:: Do this ::
Filter the entries that follow, copying every line in which the word "document" appears.
++++ Extracted data ++++
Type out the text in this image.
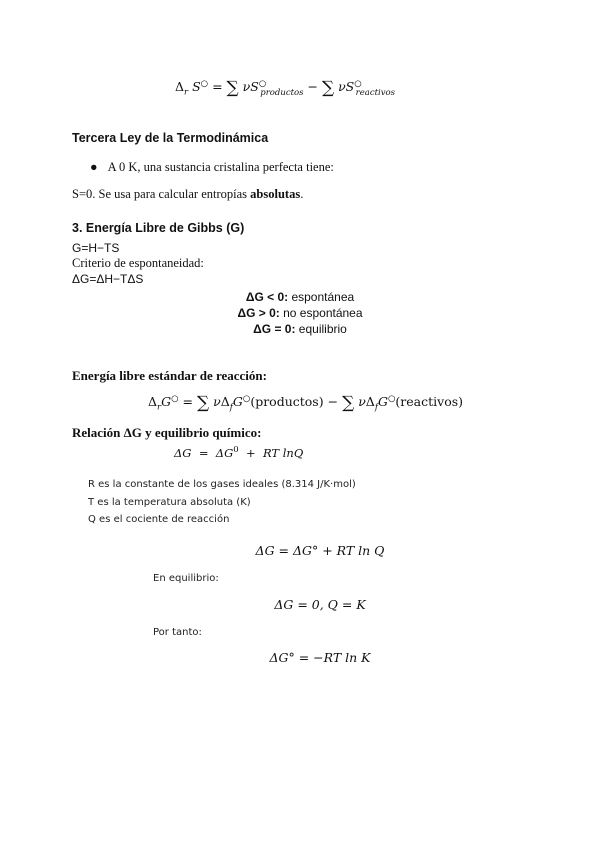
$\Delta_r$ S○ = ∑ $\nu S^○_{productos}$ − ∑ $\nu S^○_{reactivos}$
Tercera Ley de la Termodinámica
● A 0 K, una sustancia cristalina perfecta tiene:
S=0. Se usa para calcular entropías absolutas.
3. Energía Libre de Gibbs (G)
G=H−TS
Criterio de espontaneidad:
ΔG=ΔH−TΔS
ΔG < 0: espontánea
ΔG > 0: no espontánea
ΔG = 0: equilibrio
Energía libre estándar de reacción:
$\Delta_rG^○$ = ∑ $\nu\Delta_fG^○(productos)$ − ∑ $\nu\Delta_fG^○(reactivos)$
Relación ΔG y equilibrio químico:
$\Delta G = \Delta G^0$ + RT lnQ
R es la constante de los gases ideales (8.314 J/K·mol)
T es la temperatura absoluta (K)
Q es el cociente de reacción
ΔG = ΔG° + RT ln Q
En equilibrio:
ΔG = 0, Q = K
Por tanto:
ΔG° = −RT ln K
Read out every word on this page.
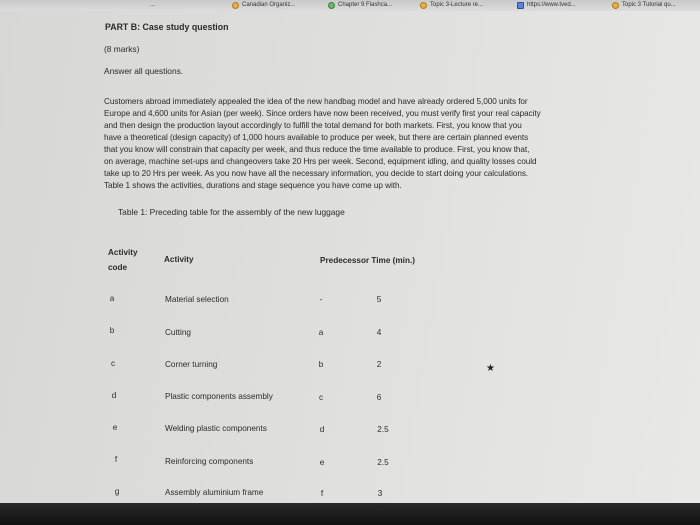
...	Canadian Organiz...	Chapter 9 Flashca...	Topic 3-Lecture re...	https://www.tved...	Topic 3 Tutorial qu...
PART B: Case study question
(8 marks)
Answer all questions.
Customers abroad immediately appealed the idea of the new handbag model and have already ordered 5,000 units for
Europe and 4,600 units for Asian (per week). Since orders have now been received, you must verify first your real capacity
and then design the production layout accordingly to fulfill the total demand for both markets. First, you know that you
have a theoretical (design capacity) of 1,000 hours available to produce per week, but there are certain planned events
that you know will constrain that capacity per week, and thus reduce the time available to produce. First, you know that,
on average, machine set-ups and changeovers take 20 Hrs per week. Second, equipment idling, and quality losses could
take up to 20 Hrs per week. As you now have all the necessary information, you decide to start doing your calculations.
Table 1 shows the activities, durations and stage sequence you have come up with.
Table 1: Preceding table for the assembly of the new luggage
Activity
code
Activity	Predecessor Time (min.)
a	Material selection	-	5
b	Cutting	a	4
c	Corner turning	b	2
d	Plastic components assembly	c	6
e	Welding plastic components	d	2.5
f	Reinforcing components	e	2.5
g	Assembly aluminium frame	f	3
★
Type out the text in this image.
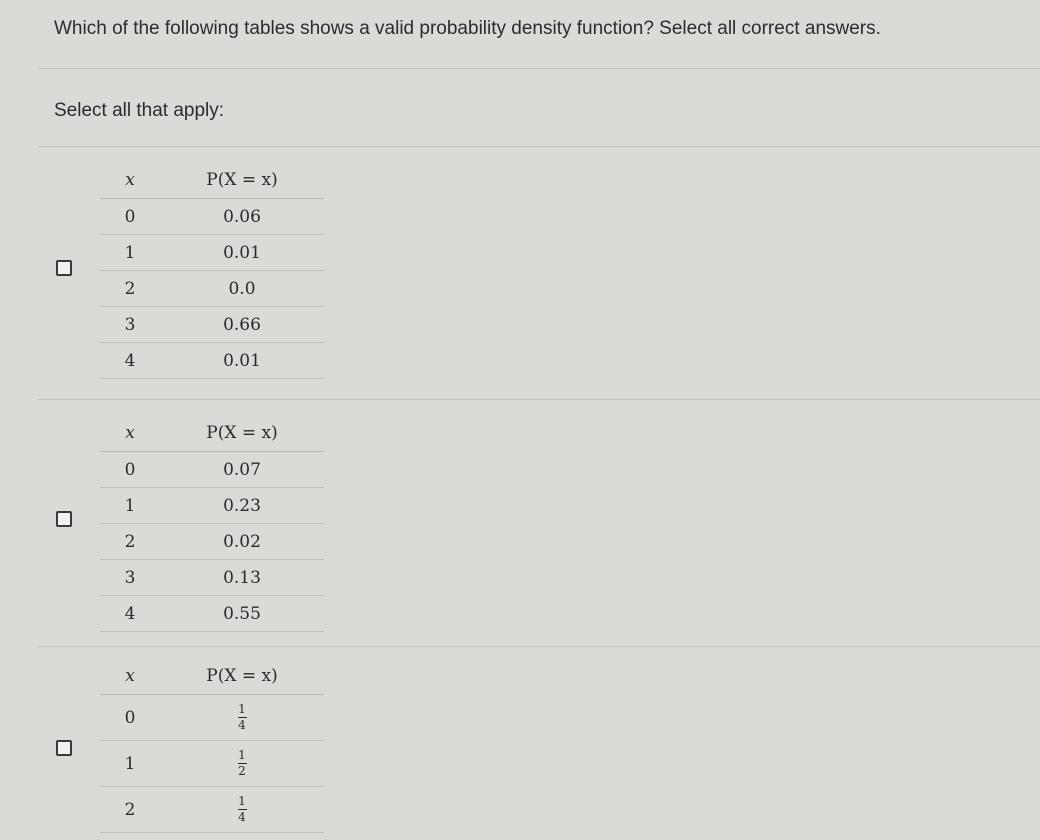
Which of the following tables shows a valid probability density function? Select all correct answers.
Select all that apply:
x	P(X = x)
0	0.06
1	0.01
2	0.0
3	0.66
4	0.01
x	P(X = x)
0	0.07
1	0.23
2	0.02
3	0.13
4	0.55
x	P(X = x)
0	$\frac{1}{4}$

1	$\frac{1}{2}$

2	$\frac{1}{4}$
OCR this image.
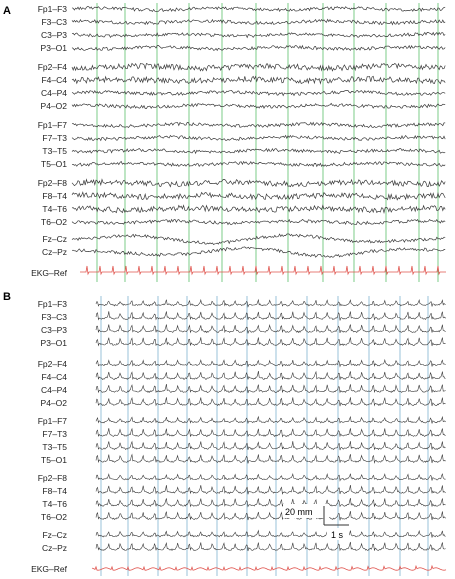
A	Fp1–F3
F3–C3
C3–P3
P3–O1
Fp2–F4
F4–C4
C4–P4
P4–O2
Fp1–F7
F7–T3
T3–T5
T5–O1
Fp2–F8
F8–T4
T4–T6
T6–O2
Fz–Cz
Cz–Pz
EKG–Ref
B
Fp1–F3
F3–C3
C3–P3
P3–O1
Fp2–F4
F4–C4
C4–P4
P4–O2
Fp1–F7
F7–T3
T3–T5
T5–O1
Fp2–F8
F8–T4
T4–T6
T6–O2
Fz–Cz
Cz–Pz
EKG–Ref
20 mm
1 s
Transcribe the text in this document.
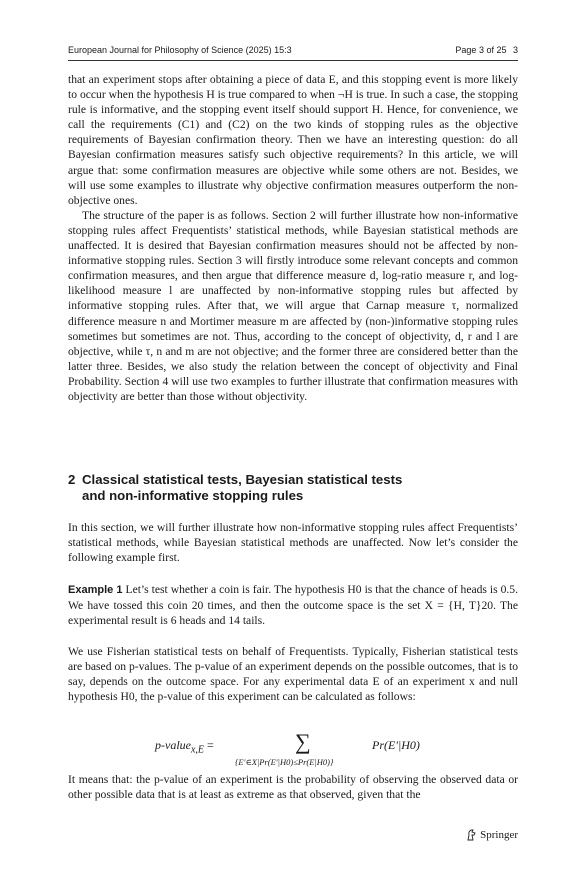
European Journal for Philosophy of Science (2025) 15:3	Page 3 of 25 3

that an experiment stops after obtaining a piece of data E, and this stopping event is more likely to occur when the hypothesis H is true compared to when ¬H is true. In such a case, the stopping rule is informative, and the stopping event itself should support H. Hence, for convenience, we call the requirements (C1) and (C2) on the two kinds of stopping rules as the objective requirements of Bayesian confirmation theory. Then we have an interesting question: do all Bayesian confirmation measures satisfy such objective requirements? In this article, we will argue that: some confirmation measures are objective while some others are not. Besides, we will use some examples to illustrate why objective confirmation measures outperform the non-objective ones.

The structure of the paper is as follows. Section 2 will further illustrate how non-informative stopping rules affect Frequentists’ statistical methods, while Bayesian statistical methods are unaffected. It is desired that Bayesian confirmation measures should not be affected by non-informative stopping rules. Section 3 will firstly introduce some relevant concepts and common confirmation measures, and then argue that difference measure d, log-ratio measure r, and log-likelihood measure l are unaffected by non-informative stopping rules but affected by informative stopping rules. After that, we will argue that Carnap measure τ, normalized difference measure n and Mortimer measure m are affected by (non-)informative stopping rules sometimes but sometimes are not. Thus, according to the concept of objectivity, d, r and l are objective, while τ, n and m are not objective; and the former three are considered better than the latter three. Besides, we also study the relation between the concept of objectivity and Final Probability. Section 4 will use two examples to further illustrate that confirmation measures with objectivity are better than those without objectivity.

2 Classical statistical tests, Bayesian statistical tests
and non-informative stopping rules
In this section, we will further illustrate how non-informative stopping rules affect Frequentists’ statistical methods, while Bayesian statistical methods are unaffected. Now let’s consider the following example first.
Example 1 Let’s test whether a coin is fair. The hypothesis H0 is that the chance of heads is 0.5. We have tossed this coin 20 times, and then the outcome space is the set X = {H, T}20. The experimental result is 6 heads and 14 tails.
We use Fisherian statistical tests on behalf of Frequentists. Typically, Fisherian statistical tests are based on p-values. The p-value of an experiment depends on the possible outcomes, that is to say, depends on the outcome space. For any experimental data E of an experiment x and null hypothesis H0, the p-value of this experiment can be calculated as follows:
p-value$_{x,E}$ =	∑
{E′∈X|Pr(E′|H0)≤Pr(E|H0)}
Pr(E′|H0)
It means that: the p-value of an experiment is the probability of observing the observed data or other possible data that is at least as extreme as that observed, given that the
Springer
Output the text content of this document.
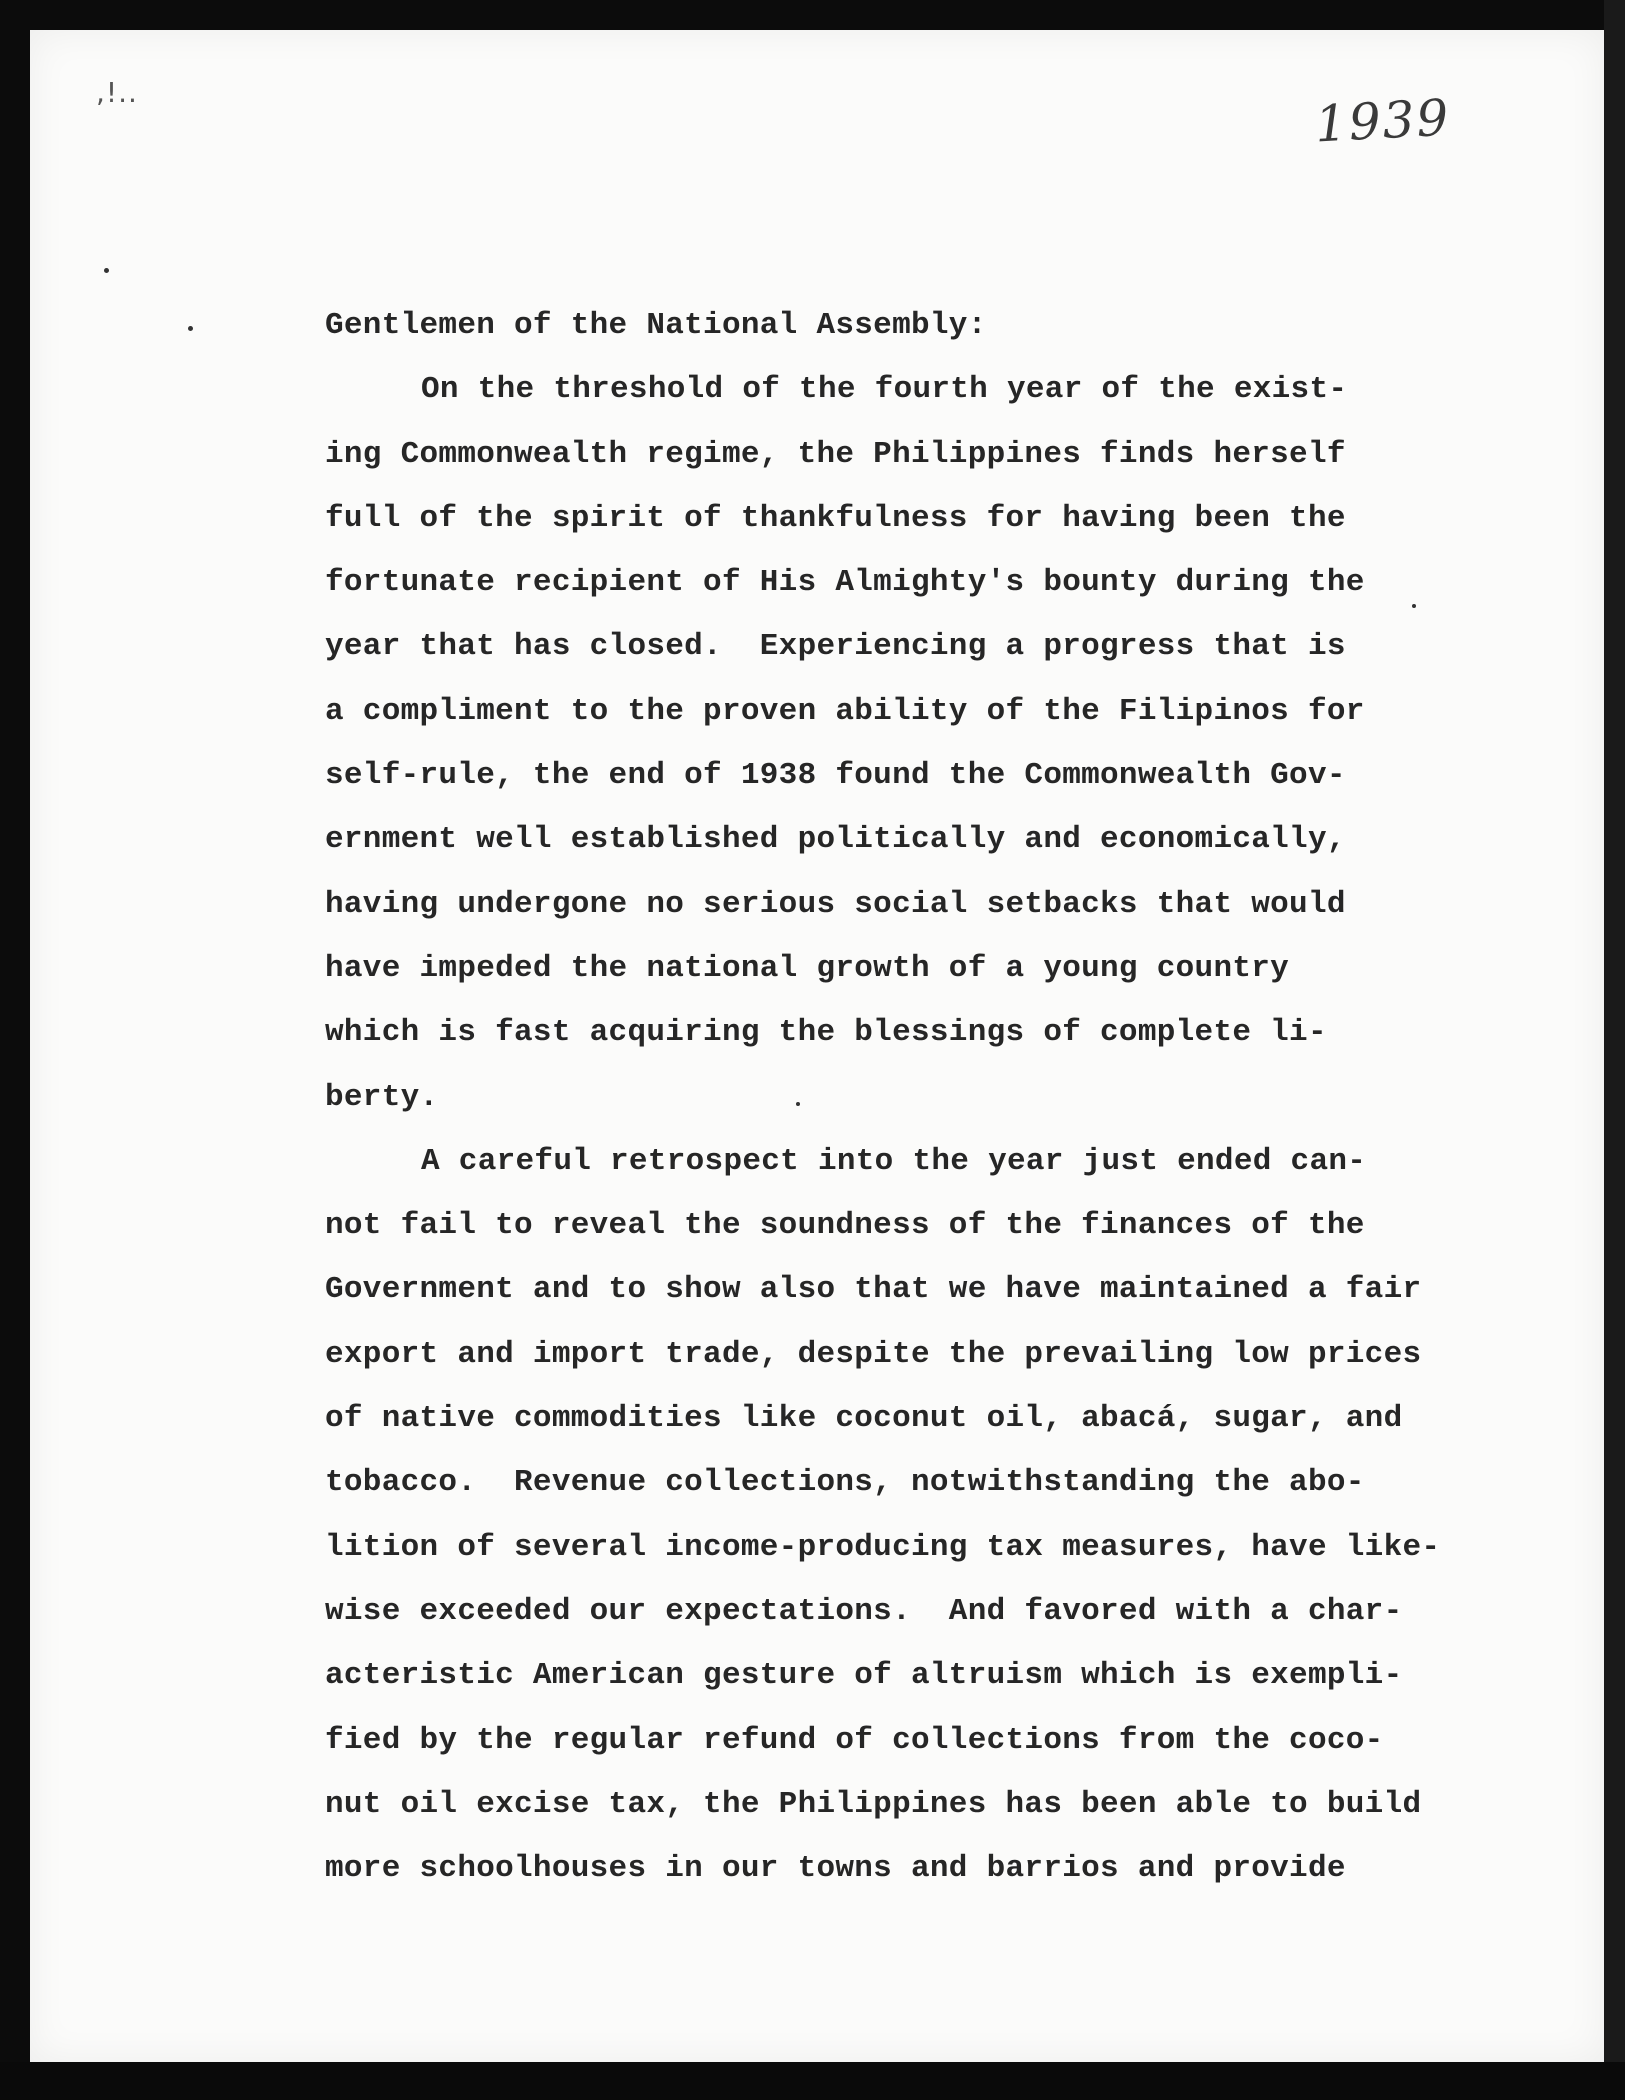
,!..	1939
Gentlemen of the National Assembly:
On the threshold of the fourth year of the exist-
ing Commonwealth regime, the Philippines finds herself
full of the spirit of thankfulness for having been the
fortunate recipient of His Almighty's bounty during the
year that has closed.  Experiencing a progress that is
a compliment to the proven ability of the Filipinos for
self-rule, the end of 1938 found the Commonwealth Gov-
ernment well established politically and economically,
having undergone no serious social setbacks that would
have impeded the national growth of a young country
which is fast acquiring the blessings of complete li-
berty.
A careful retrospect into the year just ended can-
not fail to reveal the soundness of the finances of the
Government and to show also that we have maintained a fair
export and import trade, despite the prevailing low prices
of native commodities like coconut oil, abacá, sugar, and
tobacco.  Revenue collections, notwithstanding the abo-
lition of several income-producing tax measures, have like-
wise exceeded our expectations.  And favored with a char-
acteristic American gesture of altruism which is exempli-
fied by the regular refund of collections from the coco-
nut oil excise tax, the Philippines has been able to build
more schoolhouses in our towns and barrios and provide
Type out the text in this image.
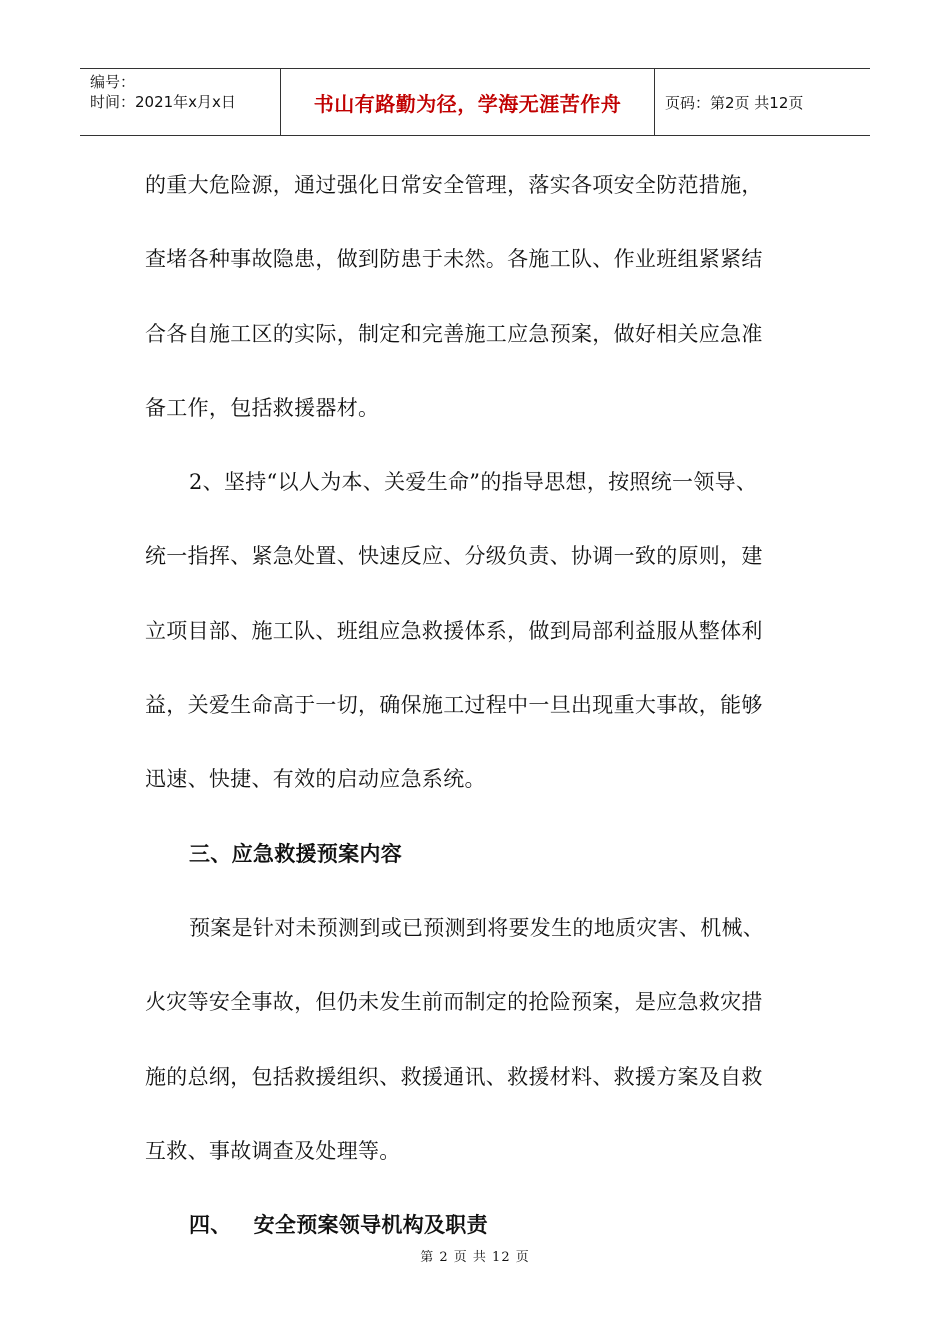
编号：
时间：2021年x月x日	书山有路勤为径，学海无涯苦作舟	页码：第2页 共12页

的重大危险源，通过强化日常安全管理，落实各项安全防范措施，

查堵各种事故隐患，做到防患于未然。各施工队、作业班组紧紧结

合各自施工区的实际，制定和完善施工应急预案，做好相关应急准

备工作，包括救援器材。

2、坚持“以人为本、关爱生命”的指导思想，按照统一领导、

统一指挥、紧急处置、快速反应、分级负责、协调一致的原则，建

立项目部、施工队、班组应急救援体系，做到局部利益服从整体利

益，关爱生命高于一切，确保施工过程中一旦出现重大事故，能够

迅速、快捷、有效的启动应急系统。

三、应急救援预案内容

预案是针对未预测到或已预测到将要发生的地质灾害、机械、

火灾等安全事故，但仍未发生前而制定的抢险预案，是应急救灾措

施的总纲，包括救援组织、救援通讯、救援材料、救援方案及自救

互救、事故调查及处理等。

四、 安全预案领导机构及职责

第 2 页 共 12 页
++++
:: Solution to the problem ::
Transcribe the text in this document.
Output the text content of this document.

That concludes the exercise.